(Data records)

· · · ·

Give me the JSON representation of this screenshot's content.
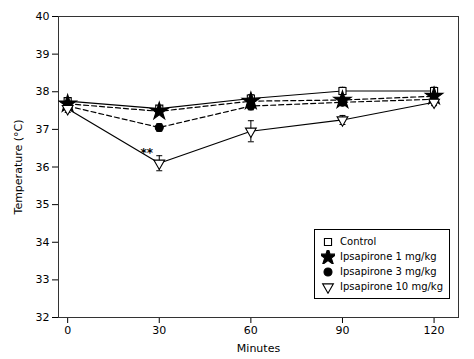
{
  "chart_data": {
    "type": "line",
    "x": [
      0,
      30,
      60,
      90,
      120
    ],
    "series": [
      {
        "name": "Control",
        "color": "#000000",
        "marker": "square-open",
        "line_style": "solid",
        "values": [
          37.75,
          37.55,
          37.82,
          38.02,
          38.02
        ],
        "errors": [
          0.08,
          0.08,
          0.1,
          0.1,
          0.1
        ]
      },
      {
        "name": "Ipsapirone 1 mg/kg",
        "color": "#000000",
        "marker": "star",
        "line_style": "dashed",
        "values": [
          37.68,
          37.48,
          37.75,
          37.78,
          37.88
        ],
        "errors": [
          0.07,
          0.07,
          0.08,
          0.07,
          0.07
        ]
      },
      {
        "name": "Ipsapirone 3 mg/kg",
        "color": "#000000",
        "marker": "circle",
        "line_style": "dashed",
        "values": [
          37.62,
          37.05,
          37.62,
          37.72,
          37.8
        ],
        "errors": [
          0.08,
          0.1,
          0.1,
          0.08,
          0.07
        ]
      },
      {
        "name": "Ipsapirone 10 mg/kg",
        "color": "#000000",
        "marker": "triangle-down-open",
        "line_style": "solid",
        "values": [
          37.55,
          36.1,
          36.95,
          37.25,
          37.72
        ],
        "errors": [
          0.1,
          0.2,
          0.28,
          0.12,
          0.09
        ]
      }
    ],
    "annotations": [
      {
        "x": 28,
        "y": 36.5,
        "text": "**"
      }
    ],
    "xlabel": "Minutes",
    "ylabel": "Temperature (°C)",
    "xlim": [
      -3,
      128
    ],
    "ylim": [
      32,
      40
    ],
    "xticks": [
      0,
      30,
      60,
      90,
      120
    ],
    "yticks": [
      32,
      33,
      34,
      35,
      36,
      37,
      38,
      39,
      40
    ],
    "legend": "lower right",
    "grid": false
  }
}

· · · ·

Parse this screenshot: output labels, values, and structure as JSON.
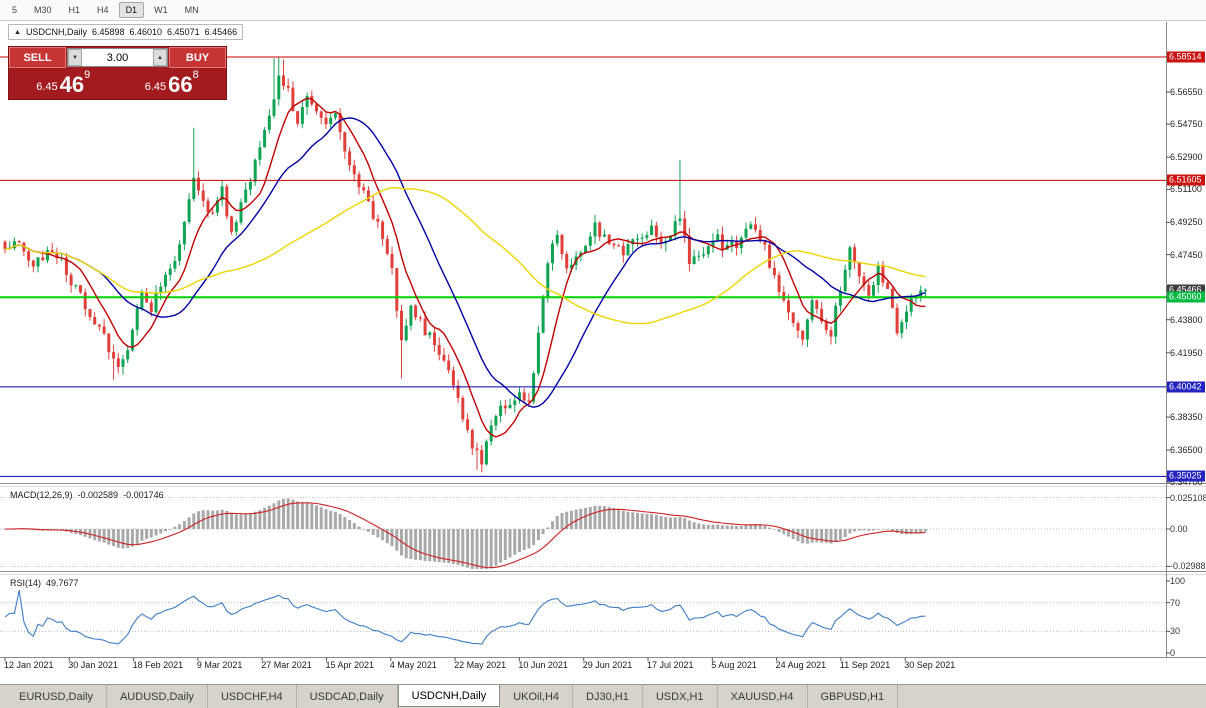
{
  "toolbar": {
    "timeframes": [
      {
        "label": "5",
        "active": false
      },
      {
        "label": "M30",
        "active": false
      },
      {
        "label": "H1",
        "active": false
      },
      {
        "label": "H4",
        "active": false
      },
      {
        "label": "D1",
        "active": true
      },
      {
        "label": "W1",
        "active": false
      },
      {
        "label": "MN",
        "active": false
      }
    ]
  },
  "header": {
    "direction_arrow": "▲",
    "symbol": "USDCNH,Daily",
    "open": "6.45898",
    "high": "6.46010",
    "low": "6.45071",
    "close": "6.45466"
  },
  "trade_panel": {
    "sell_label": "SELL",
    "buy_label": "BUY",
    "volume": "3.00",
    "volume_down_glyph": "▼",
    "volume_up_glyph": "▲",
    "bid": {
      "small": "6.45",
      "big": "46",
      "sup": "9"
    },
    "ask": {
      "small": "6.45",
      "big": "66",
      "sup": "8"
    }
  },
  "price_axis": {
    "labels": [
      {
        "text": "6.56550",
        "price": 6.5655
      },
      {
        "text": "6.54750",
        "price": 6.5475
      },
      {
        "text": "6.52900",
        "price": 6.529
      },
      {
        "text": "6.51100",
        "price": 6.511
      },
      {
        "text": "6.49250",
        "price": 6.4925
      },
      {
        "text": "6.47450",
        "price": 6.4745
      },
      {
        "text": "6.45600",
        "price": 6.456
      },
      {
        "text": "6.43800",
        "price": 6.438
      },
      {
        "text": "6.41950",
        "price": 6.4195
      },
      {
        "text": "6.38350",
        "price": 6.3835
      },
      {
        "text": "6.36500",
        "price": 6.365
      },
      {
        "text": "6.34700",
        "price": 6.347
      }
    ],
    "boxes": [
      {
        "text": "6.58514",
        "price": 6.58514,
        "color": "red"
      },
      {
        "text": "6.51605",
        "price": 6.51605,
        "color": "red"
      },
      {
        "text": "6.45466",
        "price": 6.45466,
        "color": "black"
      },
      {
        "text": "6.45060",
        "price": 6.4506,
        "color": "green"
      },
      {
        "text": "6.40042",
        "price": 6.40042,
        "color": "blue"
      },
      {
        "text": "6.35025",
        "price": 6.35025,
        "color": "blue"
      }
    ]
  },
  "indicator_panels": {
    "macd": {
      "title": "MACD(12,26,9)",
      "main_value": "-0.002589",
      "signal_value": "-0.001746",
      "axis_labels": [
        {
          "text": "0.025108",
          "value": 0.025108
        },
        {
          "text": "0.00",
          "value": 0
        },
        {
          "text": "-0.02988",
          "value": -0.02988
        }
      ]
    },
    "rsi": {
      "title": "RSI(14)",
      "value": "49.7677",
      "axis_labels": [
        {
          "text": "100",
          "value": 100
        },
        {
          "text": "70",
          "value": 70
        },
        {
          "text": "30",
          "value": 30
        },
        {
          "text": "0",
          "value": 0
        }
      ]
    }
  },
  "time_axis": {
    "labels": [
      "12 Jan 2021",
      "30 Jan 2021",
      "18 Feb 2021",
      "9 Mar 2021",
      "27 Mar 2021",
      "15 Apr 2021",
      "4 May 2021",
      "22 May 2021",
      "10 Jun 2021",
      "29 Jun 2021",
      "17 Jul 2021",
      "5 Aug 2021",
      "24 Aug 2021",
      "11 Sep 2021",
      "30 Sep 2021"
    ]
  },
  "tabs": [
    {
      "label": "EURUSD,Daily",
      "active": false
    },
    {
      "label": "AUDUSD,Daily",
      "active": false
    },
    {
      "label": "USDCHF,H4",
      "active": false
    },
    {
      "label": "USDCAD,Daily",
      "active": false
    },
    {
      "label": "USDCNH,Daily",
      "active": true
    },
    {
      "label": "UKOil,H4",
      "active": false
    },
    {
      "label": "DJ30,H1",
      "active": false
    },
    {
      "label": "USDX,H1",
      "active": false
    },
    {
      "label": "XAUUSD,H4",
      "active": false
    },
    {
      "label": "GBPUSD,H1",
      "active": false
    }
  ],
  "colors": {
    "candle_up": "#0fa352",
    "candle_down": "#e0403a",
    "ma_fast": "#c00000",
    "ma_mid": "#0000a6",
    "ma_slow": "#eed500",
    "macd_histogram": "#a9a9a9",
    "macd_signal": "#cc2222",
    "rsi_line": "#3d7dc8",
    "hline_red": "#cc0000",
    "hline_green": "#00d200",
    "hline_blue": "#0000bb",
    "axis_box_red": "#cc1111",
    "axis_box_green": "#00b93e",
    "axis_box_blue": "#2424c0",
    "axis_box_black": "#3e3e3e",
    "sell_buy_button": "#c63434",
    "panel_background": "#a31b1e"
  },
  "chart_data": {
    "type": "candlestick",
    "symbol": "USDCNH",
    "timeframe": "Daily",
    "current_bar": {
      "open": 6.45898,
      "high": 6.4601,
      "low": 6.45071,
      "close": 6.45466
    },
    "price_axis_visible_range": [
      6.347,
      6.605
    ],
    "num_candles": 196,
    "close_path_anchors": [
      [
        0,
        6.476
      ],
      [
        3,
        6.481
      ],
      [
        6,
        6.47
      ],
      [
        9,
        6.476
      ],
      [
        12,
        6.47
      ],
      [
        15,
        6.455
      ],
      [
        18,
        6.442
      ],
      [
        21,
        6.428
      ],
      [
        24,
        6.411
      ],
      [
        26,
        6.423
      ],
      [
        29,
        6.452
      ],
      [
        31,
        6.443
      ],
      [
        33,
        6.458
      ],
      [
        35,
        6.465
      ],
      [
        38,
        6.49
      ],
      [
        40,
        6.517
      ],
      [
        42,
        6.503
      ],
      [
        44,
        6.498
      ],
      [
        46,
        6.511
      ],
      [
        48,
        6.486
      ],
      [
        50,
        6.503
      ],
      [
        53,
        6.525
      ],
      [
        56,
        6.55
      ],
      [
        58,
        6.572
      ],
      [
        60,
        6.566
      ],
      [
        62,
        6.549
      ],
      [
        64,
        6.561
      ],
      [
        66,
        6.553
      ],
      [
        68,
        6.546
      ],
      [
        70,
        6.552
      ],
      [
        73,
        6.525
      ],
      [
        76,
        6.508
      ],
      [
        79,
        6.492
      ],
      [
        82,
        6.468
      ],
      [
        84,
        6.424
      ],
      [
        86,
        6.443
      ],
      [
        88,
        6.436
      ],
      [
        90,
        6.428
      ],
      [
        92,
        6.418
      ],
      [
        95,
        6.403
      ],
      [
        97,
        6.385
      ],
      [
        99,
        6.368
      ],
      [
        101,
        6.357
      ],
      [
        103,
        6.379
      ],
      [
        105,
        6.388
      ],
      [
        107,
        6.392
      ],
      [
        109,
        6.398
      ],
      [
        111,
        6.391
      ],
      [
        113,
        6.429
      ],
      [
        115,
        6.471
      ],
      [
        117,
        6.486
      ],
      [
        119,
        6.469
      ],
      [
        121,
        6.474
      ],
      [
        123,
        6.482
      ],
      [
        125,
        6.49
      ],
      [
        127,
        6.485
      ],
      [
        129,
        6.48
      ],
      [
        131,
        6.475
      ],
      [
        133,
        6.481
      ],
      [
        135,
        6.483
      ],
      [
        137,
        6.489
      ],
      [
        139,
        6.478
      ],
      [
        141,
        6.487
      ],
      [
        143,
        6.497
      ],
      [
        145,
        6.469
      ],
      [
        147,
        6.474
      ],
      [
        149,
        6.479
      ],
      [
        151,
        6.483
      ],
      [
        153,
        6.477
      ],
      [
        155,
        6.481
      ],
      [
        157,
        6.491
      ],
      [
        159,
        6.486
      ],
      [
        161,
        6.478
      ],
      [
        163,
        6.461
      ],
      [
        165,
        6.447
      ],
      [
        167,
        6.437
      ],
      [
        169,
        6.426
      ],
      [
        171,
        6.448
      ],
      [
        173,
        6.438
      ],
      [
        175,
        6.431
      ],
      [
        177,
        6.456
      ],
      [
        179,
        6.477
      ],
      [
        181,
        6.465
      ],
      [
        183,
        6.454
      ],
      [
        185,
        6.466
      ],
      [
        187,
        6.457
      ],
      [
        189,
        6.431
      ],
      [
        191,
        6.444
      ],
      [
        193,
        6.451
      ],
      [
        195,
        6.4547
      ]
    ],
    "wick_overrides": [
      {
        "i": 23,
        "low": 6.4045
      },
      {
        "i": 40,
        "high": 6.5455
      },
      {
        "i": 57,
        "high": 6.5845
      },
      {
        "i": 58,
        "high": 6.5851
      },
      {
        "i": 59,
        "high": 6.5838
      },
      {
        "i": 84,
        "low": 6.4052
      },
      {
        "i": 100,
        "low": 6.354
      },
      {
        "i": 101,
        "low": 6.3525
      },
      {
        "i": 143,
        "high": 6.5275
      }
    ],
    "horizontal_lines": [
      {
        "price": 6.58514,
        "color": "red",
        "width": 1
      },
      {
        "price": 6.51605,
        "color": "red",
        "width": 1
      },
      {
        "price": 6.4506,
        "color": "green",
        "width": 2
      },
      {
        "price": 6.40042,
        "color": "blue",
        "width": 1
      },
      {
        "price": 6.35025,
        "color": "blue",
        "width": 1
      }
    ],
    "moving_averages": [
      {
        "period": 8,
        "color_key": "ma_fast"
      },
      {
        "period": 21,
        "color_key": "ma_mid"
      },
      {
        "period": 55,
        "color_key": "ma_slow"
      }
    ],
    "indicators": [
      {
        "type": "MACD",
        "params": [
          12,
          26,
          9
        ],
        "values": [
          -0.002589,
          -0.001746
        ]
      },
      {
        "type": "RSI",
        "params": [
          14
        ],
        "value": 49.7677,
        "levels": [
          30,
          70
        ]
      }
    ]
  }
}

· · · ·

• [TASK GOAL]
Which lines hold the word "name"? Show each one.

• [EXERCISE ANSWER]
        "name": "Control",
        "name": "Ipsapirone 1 mg/kg",
        "name": "Ipsapirone 3 mg/kg",
        "name": "Ipsapirone 10 mg/kg",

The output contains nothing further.